■ AUFGABE A ■
Schreiben Sie aus dem Textauszug die Passage von „Individuen stellen wir“ bis einschließlich „Jens Hacke im Editorial.“ wortgetreu ab.
■ AUFGABE B ■
Entnehmen Sie den Einträgen die Zeilen vom Anfang bis einschließlich der Zeile mit „answer-item: i <box>70 743 388 771</box>“ und geben Sie sie unverändert wieder.

■ TEXTAUSZUG ■
Wie nähert man sich einer menschgewordenen Institution? Die Zeitschrift für Ideengeschichte versucht es.

Von Lothar Müller

Individuen stellen wir uns gerne als Widerpart, am liebsten als Sand im Getriebe der Institutionen vor. Was aber, wenn von herausgehobenen Figuren des öffentlichen Lebens gesagt wird, sie seien selber eine "Institution"? Dann stellt sich die reizvolle Aufgabe einer Institutionengeschichte der Person. Die "Zeitschrift für Ideengeschichte" versucht sich daran in ihrem aktuellen Heft unter der Überschrift "H wie Habermas" (Heft XV/3. Herbst 2021. 144 S., 16 Euro). Der Philosoph, der vor zwei Jahren 90 Jahre alt wurde, sei "längst die letzte, selbsterklärende stabile Institution" der Republik, schreiben die Herausgeber Stephan Schlak und Jens Hacke im Editorial.

Das Heft führt aber nicht auf die Flure der Großabteilungen wie "Kommunikation", "Diskursethik", "Glauben und Wissen" oder "Öffentlichkeit", sondern ins Archiv, vor allem in den Habermas-Vorlass der Frankfurter Universitätsbibliothek, aber auch in die Suhrkamp-Bestände des Deutschen Literaturarchivs in Marbach. Viele Fundstücke sind faksimiliert, alle mit knappen, höchstens zwei Druckseiten umfassenden Kommentaren versehen. Die Geschichte der Institution "Habermas" entsteht aus dem Zusammenspiel von Archiv als Quelle und Anekdote als Darstellungsform. Fast alle Dokumente entstammen dem Zeitraum zwischen den frühen Fünfzigerjahren und dem Erscheinen der "Theorie des kommunikativen Handelns" (1982), beginnend mit der Schülerzeitung Schwarz-Weiß des Städtischen Gymnasiums Gummersbach vom 1. Februar 1951. Der Absolvent Jürgen Habermas, inzwischen Student in Bonn, antwortet darin unter dem Titel "Ist unsere Generation modern?" auf einen Beitrag seines Vaters Ernst Habermas, Syndikus der Bergischen Industrie- und Handelskammer und ehemaliger Major der Wehrmacht. Chefredakteur der Schülerzeitung war zu diesem Zeitpunkt Hans-Ulrich Wehler, der künftige Sozialhistoriker.

■ ÜBUNGSDATEN ■
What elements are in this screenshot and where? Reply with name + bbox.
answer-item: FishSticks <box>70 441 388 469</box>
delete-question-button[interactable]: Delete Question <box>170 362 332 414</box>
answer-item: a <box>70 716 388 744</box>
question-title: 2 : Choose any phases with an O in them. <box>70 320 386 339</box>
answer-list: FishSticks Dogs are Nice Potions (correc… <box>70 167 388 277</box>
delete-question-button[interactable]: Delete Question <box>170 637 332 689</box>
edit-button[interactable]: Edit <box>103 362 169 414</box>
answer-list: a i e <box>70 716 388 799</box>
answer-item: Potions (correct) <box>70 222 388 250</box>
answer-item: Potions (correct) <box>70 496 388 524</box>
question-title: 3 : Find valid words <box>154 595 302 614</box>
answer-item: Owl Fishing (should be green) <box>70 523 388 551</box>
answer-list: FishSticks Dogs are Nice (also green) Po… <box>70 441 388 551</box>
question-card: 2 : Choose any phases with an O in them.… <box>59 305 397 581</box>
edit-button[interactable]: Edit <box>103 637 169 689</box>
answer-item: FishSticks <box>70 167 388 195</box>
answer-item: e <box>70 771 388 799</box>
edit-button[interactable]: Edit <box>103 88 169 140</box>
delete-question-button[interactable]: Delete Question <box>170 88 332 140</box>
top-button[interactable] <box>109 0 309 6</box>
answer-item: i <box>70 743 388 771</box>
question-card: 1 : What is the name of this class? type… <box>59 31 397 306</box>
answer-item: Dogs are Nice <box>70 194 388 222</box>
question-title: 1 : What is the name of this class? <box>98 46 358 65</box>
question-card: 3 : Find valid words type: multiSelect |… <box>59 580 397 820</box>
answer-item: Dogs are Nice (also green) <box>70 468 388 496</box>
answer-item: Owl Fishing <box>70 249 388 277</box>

■ LÖSUNG A ■
Individuen stellen wir uns gerne als Widerpart, am liebsten als Sand im Getriebe der Institutionen vor. Was aber, wenn von herausgehobenen Figuren des öffentlichen Lebens gesagt wird, sie seien selber eine "Institution"? Dann stellt sich die reizvolle Aufgabe einer Institutionengeschichte der Person. Die "Zeitschrift für Ideengeschichte" versucht sich daran in ihrem aktuellen Heft unter der Überschrift "H wie Habermas" (Heft XV/3. Herbst 2021. 144 S., 16 Euro). Der Philosoph, der vor zwei Jahren 90 Jahre alt wurde, sei "längst die letzte, selbsterklärende stabile Institution" der Republik, schreiben die Herausgeber Stephan Schlak und Jens Hacke im Editorial.

■ LÖSUNG B ■
What elements are in this screenshot and where? Reply with name + bbox.
answer-item: FishSticks <box>70 441 388 469</box>
delete-question-button[interactable]: Delete Question <box>170 362 332 414</box>
answer-item: a <box>70 716 388 744</box>
question-title: 2 : Choose any phases with an O in them. <box>70 320 386 339</box>
answer-list: FishSticks Dogs are Nice Potions (correc… <box>70 167 388 277</box>
delete-question-button[interactable]: Delete Question <box>170 637 332 689</box>
edit-button[interactable]: Edit <box>103 362 169 414</box>
answer-list: a i e <box>70 716 388 799</box>
answer-item: Potions (correct) <box>70 222 388 250</box>
answer-item: Potions (correct) <box>70 496 388 524</box>
question-title: 3 : Find valid words <box>154 595 302 614</box>
answer-item: Owl Fishing (should be green) <box>70 523 388 551</box>
answer-list: FishSticks Dogs are Nice (also green) Po… <box>70 441 388 551</box>
question-card: 2 : Choose any phases with an O in them.… <box>59 305 397 581</box>
edit-button[interactable]: Edit <box>103 637 169 689</box>
answer-item: FishSticks <box>70 167 388 195</box>
answer-item: e <box>70 771 388 799</box>
edit-button[interactable]: Edit <box>103 88 169 140</box>
delete-question-button[interactable]: Delete Question <box>170 88 332 140</box>
top-button[interactable] <box>109 0 309 6</box>
answer-item: i <box>70 743 388 771</box>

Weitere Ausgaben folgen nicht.